### GIVEN INSTRUCTION:
Every record should be copied exactly, except that pictures are to be omitted.

++++

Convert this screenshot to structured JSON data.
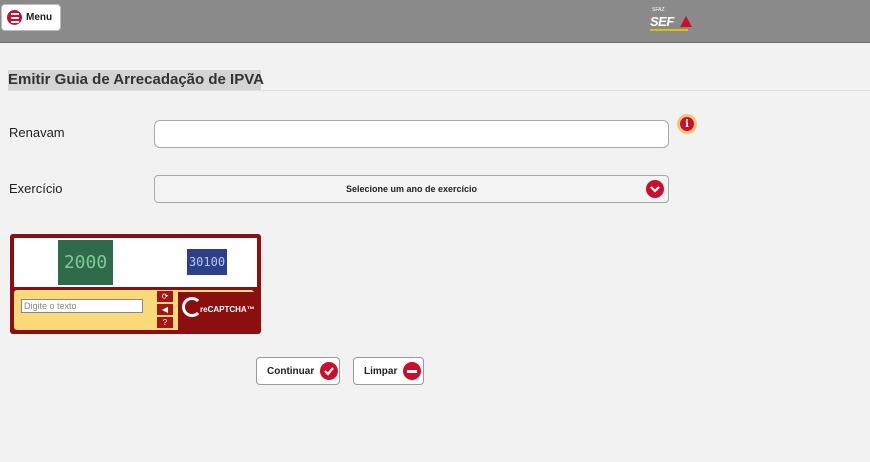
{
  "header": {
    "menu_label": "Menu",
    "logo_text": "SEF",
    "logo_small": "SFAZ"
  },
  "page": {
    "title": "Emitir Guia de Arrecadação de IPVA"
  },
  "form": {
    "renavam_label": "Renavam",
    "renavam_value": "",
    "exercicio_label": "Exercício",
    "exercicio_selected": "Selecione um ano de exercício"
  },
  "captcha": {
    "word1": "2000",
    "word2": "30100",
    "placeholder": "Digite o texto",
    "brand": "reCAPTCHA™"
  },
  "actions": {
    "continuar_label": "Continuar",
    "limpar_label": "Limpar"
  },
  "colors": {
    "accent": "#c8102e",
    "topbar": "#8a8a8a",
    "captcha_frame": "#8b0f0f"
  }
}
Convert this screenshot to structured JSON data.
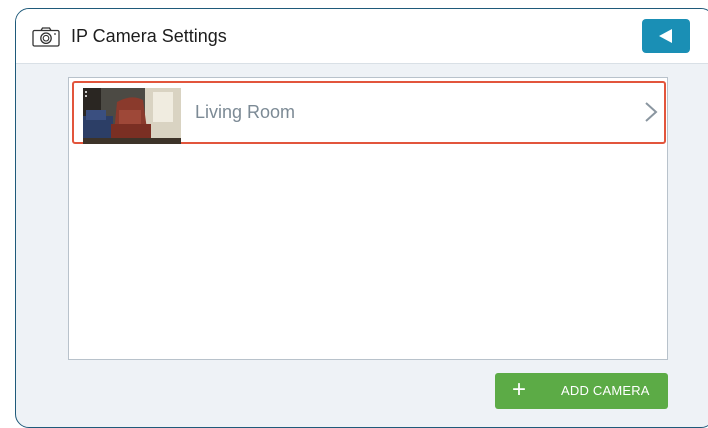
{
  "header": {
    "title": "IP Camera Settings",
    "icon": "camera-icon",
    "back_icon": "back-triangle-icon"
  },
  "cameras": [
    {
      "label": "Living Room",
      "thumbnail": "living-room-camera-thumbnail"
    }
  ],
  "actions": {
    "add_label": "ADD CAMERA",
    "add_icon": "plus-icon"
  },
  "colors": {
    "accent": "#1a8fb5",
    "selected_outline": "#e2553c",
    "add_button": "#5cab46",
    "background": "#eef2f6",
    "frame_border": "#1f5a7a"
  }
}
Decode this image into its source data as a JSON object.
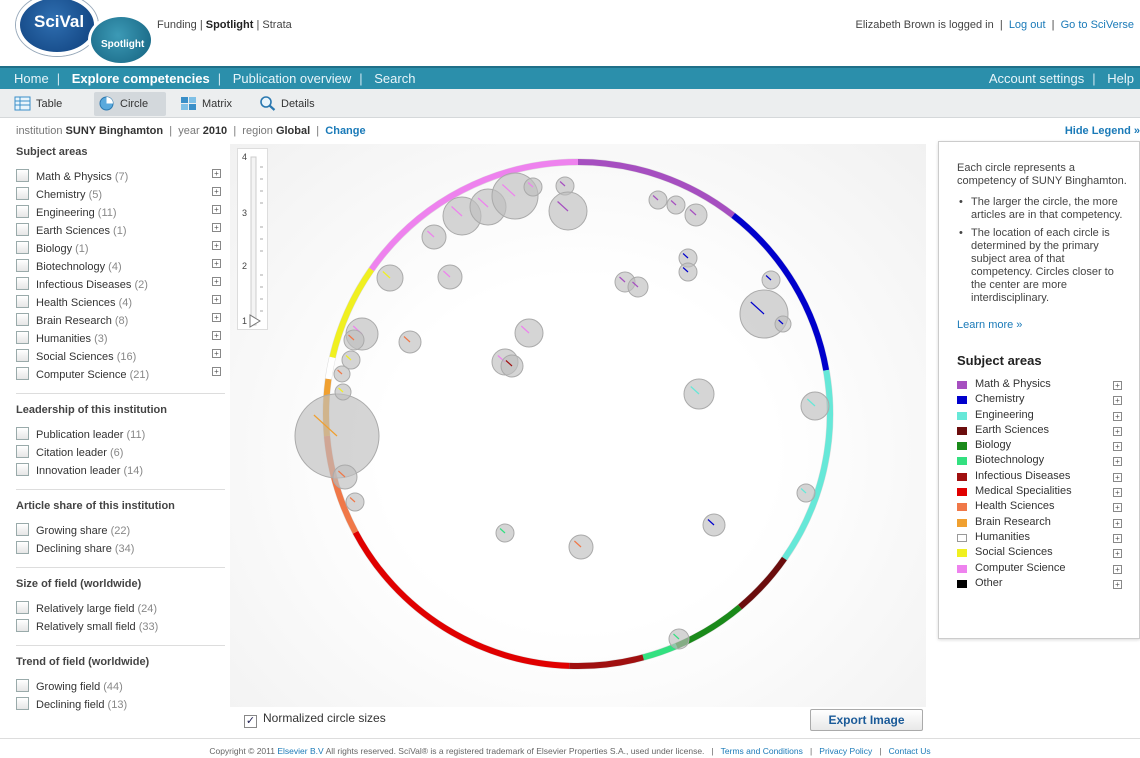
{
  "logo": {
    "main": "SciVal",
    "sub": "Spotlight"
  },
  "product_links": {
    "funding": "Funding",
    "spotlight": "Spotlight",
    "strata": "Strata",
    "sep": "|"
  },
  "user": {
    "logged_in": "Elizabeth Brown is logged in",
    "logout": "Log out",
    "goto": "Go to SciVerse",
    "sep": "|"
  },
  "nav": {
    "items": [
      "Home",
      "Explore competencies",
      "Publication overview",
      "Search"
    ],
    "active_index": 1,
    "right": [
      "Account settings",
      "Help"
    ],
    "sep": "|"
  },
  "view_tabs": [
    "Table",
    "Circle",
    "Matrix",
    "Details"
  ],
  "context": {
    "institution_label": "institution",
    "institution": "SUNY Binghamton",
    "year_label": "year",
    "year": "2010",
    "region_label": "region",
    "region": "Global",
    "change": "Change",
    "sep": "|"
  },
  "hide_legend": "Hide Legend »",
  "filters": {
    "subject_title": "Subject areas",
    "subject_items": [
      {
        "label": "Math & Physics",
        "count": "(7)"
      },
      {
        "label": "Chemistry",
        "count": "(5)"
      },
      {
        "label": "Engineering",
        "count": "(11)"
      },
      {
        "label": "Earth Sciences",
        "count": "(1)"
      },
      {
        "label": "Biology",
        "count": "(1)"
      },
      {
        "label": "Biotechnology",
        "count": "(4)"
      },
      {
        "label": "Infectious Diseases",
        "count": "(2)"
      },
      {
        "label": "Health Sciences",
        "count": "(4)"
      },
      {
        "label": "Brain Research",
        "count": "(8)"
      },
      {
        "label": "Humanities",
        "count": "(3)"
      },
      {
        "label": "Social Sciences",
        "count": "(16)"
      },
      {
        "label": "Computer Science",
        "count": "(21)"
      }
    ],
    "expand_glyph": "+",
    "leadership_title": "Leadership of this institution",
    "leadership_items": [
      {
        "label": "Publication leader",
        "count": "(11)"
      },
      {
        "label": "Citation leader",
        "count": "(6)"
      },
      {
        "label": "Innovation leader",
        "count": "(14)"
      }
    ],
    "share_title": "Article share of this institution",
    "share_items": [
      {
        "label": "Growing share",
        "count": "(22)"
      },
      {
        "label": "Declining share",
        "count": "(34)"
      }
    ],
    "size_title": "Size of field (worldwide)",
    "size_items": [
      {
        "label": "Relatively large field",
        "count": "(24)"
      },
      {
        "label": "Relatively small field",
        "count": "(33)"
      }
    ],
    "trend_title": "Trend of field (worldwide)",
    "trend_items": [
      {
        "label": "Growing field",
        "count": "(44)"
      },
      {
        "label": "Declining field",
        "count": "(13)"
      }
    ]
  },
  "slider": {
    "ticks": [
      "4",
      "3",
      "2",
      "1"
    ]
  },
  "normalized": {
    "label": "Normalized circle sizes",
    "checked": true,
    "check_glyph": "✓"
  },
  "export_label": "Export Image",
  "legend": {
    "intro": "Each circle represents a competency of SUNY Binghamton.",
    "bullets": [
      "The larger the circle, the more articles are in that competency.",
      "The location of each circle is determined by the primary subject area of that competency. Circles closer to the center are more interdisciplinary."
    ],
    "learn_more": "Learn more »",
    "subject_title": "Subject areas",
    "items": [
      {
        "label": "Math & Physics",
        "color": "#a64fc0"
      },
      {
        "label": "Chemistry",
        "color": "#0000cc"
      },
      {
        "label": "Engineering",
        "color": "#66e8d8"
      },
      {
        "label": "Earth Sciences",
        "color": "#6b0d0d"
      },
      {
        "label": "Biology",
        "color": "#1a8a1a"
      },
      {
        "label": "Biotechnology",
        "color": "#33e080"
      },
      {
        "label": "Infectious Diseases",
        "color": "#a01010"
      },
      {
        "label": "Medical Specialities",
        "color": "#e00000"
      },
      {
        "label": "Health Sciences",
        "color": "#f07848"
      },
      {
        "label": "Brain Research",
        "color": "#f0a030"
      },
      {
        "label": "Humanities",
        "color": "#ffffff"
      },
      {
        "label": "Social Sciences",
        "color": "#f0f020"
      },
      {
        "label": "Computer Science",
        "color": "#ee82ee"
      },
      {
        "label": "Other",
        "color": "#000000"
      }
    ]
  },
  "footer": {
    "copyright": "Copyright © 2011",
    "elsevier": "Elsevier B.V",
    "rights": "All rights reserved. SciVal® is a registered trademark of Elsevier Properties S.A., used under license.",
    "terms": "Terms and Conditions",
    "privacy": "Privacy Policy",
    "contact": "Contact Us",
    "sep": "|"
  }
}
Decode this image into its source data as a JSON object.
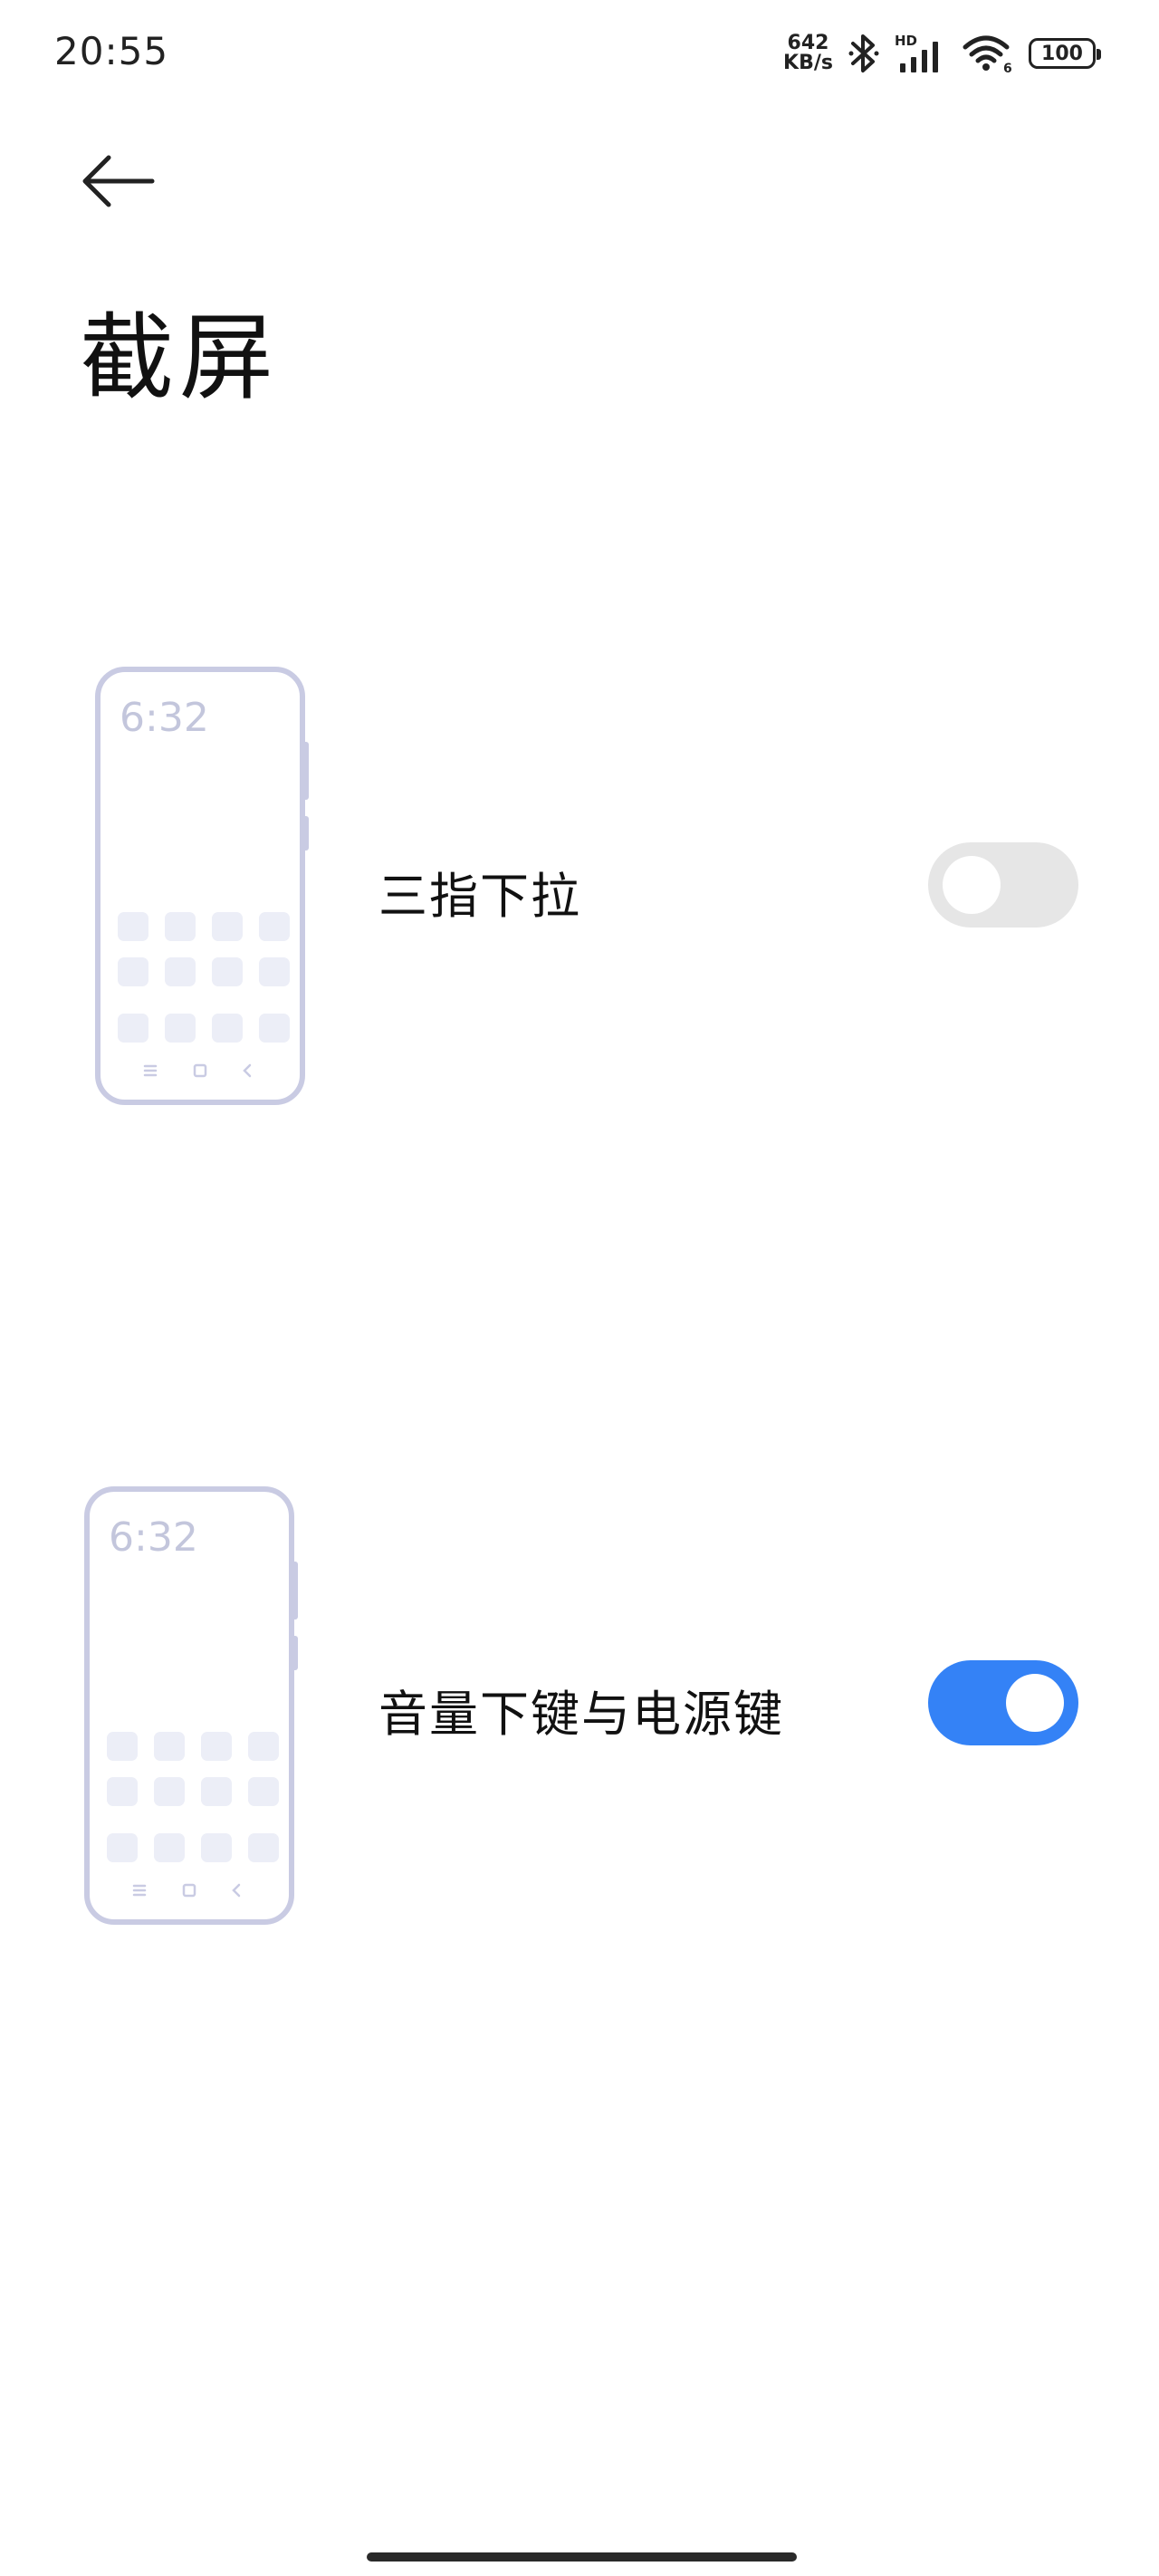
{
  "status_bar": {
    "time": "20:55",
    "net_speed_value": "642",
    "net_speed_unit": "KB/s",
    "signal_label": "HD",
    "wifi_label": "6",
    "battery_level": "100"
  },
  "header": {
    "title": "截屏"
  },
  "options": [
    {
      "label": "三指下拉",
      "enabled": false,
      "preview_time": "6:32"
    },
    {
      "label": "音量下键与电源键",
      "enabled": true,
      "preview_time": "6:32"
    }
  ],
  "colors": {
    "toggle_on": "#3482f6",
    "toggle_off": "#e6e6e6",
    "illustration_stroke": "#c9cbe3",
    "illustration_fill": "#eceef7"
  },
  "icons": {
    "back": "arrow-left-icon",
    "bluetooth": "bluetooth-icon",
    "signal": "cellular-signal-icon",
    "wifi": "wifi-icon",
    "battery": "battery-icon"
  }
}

++++

### SOLUTION TO THIS PROBLEM:
Convert this screenshot to structured JSON data.
{
  "header": {
    "menu_label": "Menu",
    "logo_text": "SEF",
    "logo_small": "SFAZ"
  },
  "page": {
    "title": "Emitir Guia de Arrecadação de IPVA"
  },
  "form": {
    "renavam_label": "Renavam",
    "renavam_value": "",
    "exercicio_label": "Exercício",
    "exercicio_selected": "Selecione um ano de exercício"
  },
  "captcha": {
    "word1": "2000",
    "word2": "30100",
    "placeholder": "Digite o texto",
    "brand": "reCAPTCHA™"
  },
  "actions": {
    "continuar_label": "Continuar",
    "limpar_label": "Limpar"
  },
  "colors": {
    "accent": "#c8102e",
    "topbar": "#8a8a8a",
    "captcha_frame": "#8b0f0f"
  }
}
Convert this screenshot to structured JSON data.
{
  "header": {
    "title": "IP Camera Settings",
    "icon": "camera-icon",
    "back_icon": "back-triangle-icon"
  },
  "cameras": [
    {
      "label": "Living Room",
      "thumbnail": "living-room-camera-thumbnail"
    }
  ],
  "actions": {
    "add_label": "ADD CAMERA",
    "add_icon": "plus-icon"
  },
  "colors": {
    "accent": "#1a8fb5",
    "selected_outline": "#e2553c",
    "add_button": "#5cab46",
    "background": "#eef2f6",
    "frame_border": "#1f5a7a"
  }
}
Decode this image into its source data as a JSON object.
{
  "logo": {
    "main": "SciVal",
    "sub": "Spotlight"
  },
  "product_links": {
    "funding": "Funding",
    "spotlight": "Spotlight",
    "strata": "Strata",
    "sep": "|"
  },
  "user": {
    "logged_in": "Elizabeth Brown is logged in",
    "logout": "Log out",
    "goto": "Go to SciVerse",
    "sep": "|"
  },
  "nav": {
    "items": [
      "Home",
      "Explore competencies",
      "Publication overview",
      "Search"
    ],
    "active_index": 1,
    "right": [
      "Account settings",
      "Help"
    ],
    "sep": "|"
  },
  "view_tabs": [
    "Table",
    "Circle",
    "Matrix",
    "Details"
  ],
  "context": {
    "institution_label": "institution",
    "institution": "SUNY Binghamton",
    "year_label": "year",
    "year": "2010",
    "region_label": "region",
    "region": "Global",
    "change": "Change",
    "sep": "|"
  },
  "hide_legend": "Hide Legend »",
  "filters": {
    "subject_title": "Subject areas",
    "subject_items": [
      {
        "label": "Math & Physics",
        "count": "(7)"
      },
      {
        "label": "Chemistry",
        "count": "(5)"
      },
      {
        "label": "Engineering",
        "count": "(11)"
      },
      {
        "label": "Earth Sciences",
        "count": "(1)"
      },
      {
        "label": "Biology",
        "count": "(1)"
      },
      {
        "label": "Biotechnology",
        "count": "(4)"
      },
      {
        "label": "Infectious Diseases",
        "count": "(2)"
      },
      {
        "label": "Health Sciences",
        "count": "(4)"
      },
      {
        "label": "Brain Research",
        "count": "(8)"
      },
      {
        "label": "Humanities",
        "count": "(3)"
      },
      {
        "label": "Social Sciences",
        "count": "(16)"
      },
      {
        "label": "Computer Science",
        "count": "(21)"
      }
    ],
    "expand_glyph": "+",
    "leadership_title": "Leadership of this institution",
    "leadership_items": [
      {
        "label": "Publication leader",
        "count": "(11)"
      },
      {
        "label": "Citation leader",
        "count": "(6)"
      },
      {
        "label": "Innovation leader",
        "count": "(14)"
      }
    ],
    "share_title": "Article share of this institution",
    "share_items": [
      {
        "label": "Growing share",
        "count": "(22)"
      },
      {
        "label": "Declining share",
        "count": "(34)"
      }
    ],
    "size_title": "Size of field (worldwide)",
    "size_items": [
      {
        "label": "Relatively large field",
        "count": "(24)"
      },
      {
        "label": "Relatively small field",
        "count": "(33)"
      }
    ],
    "trend_title": "Trend of field (worldwide)",
    "trend_items": [
      {
        "label": "Growing field",
        "count": "(44)"
      },
      {
        "label": "Declining field",
        "count": "(13)"
      }
    ]
  },
  "slider": {
    "ticks": [
      "4",
      "3",
      "2",
      "1"
    ]
  },
  "normalized": {
    "label": "Normalized circle sizes",
    "checked": true,
    "check_glyph": "✓"
  },
  "export_label": "Export Image",
  "legend": {
    "intro": "Each circle represents a competency of SUNY Binghamton.",
    "bullets": [
      "The larger the circle, the more articles are in that competency.",
      "The location of each circle is determined by the primary subject area of that competency. Circles closer to the center are more interdisciplinary."
    ],
    "learn_more": "Learn more »",
    "subject_title": "Subject areas",
    "items": [
      {
        "label": "Math & Physics",
        "color": "#a64fc0"
      },
      {
        "label": "Chemistry",
        "color": "#0000cc"
      },
      {
        "label": "Engineering",
        "color": "#66e8d8"
      },
      {
        "label": "Earth Sciences",
        "color": "#6b0d0d"
      },
      {
        "label": "Biology",
        "color": "#1a8a1a"
      },
      {
        "label": "Biotechnology",
        "color": "#33e080"
      },
      {
        "label": "Infectious Diseases",
        "color": "#a01010"
      },
      {
        "label": "Medical Specialities",
        "color": "#e00000"
      },
      {
        "label": "Health Sciences",
        "color": "#f07848"
      },
      {
        "label": "Brain Research",
        "color": "#f0a030"
      },
      {
        "label": "Humanities",
        "color": "#ffffff"
      },
      {
        "label": "Social Sciences",
        "color": "#f0f020"
      },
      {
        "label": "Computer Science",
        "color": "#ee82ee"
      },
      {
        "label": "Other",
        "color": "#000000"
      }
    ]
  },
  "footer": {
    "copyright": "Copyright © 2011",
    "elsevier": "Elsevier B.V",
    "rights": "All rights reserved. SciVal® is a registered trademark of Elsevier Properties S.A., used under license.",
    "terms": "Terms and Conditions",
    "privacy": "Privacy Policy",
    "contact": "Contact Us",
    "sep": "|"
  }
}
Decode this image into its source data as a JSON object.
{
  "status_bar": {
    "time": "20:55",
    "net_speed_value": "642",
    "net_speed_unit": "KB/s",
    "signal_label": "HD",
    "wifi_label": "6",
    "battery_level": "100"
  },
  "header": {
    "title": "截屏"
  },
  "options": [
    {
      "label": "三指下拉",
      "enabled": false,
      "preview_time": "6:32"
    },
    {
      "label": "音量下键与电源键",
      "enabled": true,
      "preview_time": "6:32"
    }
  ],
  "colors": {
    "toggle_on": "#3482f6",
    "toggle_off": "#e6e6e6",
    "illustration_stroke": "#c9cbe3",
    "illustration_fill": "#eceef7"
  },
  "icons": {
    "back": "arrow-left-icon",
    "bluetooth": "bluetooth-icon",
    "signal": "cellular-signal-icon",
    "wifi": "wifi-icon",
    "battery": "battery-icon"
  }
}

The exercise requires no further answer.